**WHAT IS BEING ASKED**
Count every line of these entries that holds the word "title", and reply with the number only.

**Dataset listings of figures**

-- BEGIN --

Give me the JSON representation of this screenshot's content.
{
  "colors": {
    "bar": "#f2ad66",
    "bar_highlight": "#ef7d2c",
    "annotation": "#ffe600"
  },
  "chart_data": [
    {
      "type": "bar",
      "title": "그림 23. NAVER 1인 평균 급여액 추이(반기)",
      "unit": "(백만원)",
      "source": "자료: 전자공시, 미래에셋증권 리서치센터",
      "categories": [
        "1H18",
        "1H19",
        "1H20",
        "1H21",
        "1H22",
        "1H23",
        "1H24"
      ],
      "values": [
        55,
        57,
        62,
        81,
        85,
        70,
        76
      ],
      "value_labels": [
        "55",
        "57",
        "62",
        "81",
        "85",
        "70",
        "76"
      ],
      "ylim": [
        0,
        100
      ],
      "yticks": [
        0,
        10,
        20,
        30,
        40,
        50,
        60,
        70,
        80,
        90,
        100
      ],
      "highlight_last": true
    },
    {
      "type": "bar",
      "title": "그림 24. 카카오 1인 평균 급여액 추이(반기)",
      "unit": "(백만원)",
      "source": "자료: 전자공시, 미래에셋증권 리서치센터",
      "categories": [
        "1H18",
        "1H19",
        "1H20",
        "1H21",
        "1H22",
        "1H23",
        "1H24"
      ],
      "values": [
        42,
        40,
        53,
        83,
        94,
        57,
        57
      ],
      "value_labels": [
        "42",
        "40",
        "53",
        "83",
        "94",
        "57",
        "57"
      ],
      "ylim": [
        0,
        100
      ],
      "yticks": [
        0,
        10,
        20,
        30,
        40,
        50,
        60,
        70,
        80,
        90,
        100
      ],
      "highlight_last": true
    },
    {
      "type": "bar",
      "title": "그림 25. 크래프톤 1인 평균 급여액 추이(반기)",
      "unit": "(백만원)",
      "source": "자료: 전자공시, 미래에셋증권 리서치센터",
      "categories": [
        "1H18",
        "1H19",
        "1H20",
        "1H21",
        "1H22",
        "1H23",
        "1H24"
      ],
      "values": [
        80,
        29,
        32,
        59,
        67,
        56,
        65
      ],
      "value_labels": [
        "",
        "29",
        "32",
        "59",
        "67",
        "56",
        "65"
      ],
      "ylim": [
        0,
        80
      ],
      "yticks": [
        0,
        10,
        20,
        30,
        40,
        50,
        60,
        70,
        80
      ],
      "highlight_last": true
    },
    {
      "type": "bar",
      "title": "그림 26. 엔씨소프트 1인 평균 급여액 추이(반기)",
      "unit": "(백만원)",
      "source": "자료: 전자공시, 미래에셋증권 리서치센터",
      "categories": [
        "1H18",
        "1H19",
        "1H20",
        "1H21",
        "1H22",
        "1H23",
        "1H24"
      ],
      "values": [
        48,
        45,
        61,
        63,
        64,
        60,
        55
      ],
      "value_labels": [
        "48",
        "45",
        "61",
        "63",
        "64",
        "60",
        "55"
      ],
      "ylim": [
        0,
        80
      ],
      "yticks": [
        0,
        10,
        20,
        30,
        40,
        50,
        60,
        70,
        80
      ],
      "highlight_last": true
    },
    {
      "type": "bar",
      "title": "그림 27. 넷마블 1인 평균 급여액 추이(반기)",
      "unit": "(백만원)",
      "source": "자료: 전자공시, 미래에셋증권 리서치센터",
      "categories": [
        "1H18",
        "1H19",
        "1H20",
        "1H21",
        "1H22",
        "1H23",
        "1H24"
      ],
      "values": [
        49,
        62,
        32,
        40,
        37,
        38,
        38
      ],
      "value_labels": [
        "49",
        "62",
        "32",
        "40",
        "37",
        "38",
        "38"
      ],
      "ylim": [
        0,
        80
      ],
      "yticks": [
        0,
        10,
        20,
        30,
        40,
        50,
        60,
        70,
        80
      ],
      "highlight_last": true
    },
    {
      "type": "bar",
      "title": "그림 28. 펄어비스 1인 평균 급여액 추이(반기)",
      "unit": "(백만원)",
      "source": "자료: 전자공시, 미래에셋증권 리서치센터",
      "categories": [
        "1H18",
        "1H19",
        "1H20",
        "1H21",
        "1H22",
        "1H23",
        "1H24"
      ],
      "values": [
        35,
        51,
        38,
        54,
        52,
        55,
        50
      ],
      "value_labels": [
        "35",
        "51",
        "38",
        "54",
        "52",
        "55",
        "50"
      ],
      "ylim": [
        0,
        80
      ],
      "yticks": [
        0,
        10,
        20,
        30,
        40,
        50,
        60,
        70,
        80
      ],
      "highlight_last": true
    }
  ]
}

-- END --

**WRITTEN ANSWER**
6